Data excerpts
○ ○ ○
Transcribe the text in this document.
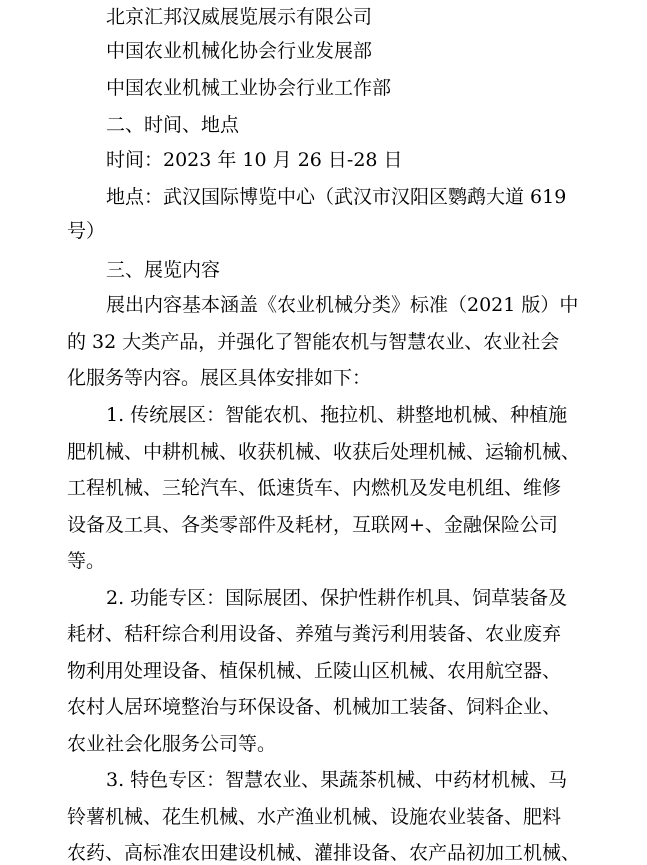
北京汇邦汉威展览展示有限公司
中国农业机械化协会行业发展部
中国农业机械工业协会行业工作部
二、时间、地点
时间：2023 年 10 月 26 日-28 日
地点：武汉国际博览中心（武汉市汉阳区鹦鹉大道 619
号）
三、展览内容
展出内容基本涵盖《农业机械分类》标准（2021 版）中
的 32 大类产品，并强化了智能农机与智慧农业、农业社会
化服务等内容。展区具体安排如下：
1. 传统展区：智能农机、拖拉机、耕整地机械、种植施
肥机械、中耕机械、收获机械、收获后处理机械、运输机械、
工程机械、三轮汽车、低速货车、内燃机及发电机组、维修
设备及工具、各类零部件及耗材，互联网+、金融保险公司
等。
2. 功能专区：国际展团、保护性耕作机具、饲草装备及
耗材、秸秆综合利用设备、养殖与粪污利用装备、农业废弃
物利用处理设备、植保机械、丘陵山区机械、农用航空器、
农村人居环境整治与环保设备、机械加工装备、饲料企业、
农业社会化服务公司等。
3. 特色专区：智慧农业、果蔬茶机械、中药材机械、马
铃薯机械、花生机械、水产渔业机械、设施农业装备、肥料
农药、高标准农田建设机械、灌排设备、农产品初加工机械、
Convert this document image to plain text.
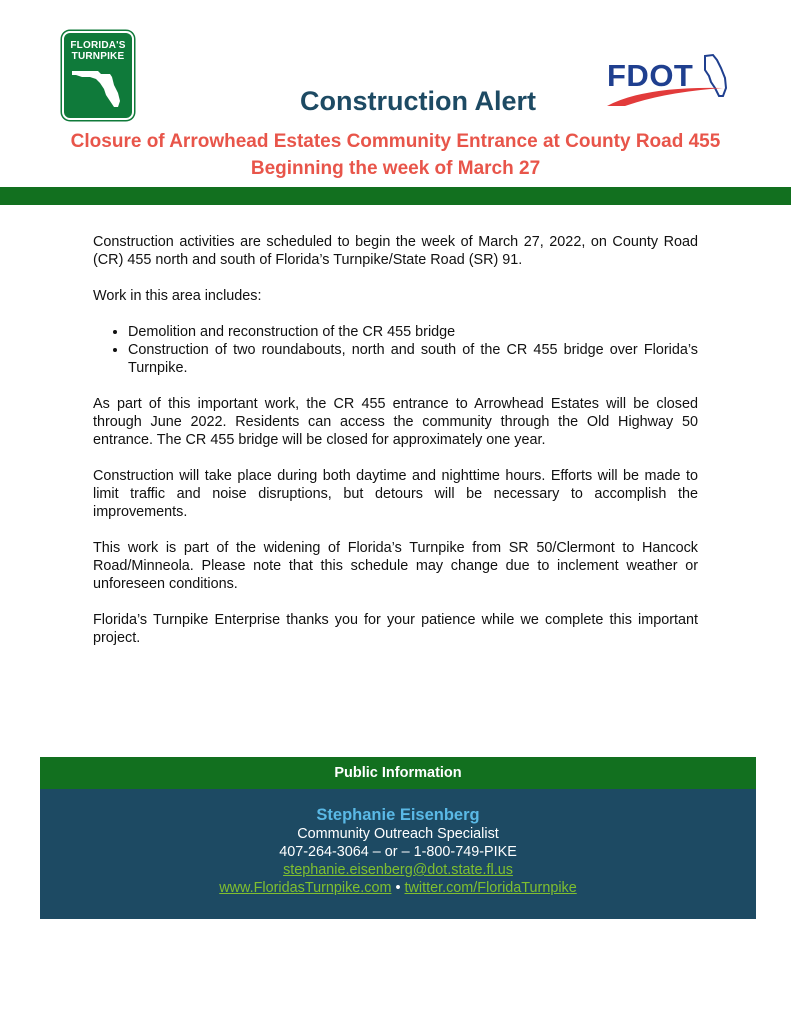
FLORIDA'S
TURNPIKE
FDOT
Construction Alert
Closure of Arrowhead Estates Community Entrance at County Road 455
Beginning the week of March 27

Construction activities are scheduled to begin the week of March 27, 2022, on County Road (CR) 455 north and south of Florida’s Turnpike/State Road (SR) 91.

Work in this area includes:

• Demolition and reconstruction of the CR 455 bridge
• Construction of two roundabouts, north and south of the CR 455 bridge over Florida’s Turnpike.

As part of this important work, the CR 455 entrance to Arrowhead Estates will be closed through June 2022. Residents can access the community through the Old Highway 50 entrance. The CR 455 bridge will be closed for approximately one year.

Construction will take place during both daytime and nighttime hours. Efforts will be made to limit traffic and noise disruptions, but detours will be necessary to accomplish the improvements.

This work is part of the widening of Florida’s Turnpike from SR 50/Clermont to Hancock Road/Minneola. Please note that this schedule may change due to inclement weather or unforeseen conditions.

Florida’s Turnpike Enterprise thanks you for your patience while we complete this important project.

Public Information
Stephanie Eisenberg
Community Outreach Specialist
407-264-3064 – or – 1-800-749-PIKE
stephanie.eisenberg@dot.state.fl.us
www.FloridasTurnpike.com • twitter.com/FloridaTurnpike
○ ○ ○
Set down the lines of the records above exactly, apart from the pictures.

Transcribe the text in this document.
北京汇邦汉威展览展示有限公司
中国农业机械化协会行业发展部
中国农业机械工业协会行业工作部
二、时间、地点
时间：2023 年 10 月 26 日-28 日
地点：武汉国际博览中心（武汉市汉阳区鹦鹉大道 619
号）
三、展览内容
展出内容基本涵盖《农业机械分类》标准（2021 版）中
的 32 大类产品，并强化了智能农机与智慧农业、农业社会
化服务等内容。展区具体安排如下：
1. 传统展区：智能农机、拖拉机、耕整地机械、种植施
肥机械、中耕机械、收获机械、收获后处理机械、运输机械、
工程机械、三轮汽车、低速货车、内燃机及发电机组、维修
设备及工具、各类零部件及耗材，互联网+、金融保险公司
等。
2. 功能专区：国际展团、保护性耕作机具、饲草装备及
耗材、秸秆综合利用设备、养殖与粪污利用装备、农业废弃
物利用处理设备、植保机械、丘陵山区机械、农用航空器、
农村人居环境整治与环保设备、机械加工装备、饲料企业、
农业社会化服务公司等。
3. 特色专区：智慧农业、果蔬茶机械、中药材机械、马
铃薯机械、花生机械、水产渔业机械、设施农业装备、肥料
农药、高标准农田建设机械、灌排设备、农产品初加工机械、
Convert this document image to plain text.
FLORIDA'S
TURNPIKE
FDOT
Construction Alert
Closure of Arrowhead Estates Community Entrance at County Road 455
Beginning the week of March 27

Construction activities are scheduled to begin the week of March 27, 2022, on County Road (CR) 455 north and south of Florida’s Turnpike/State Road (SR) 91.

Work in this area includes:

• Demolition and reconstruction of the CR 455 bridge
• Construction of two roundabouts, north and south of the CR 455 bridge over Florida’s Turnpike.

As part of this important work, the CR 455 entrance to Arrowhead Estates will be closed through June 2022. Residents can access the community through the Old Highway 50 entrance. The CR 455 bridge will be closed for approximately one year.

Construction will take place during both daytime and nighttime hours. Efforts will be made to limit traffic and noise disruptions, but detours will be necessary to accomplish the improvements.

This work is part of the widening of Florida’s Turnpike from SR 50/Clermont to Hancock Road/Minneola. Please note that this schedule may change due to inclement weather or unforeseen conditions.

Florida’s Turnpike Enterprise thanks you for your patience while we complete this important project.

Public Information
Stephanie Eisenberg
Community Outreach Specialist
407-264-3064 – or – 1-800-749-PIKE
stephanie.eisenberg@dot.state.fl.us
www.FloridasTurnpike.com • twitter.com/FloridaTurnpike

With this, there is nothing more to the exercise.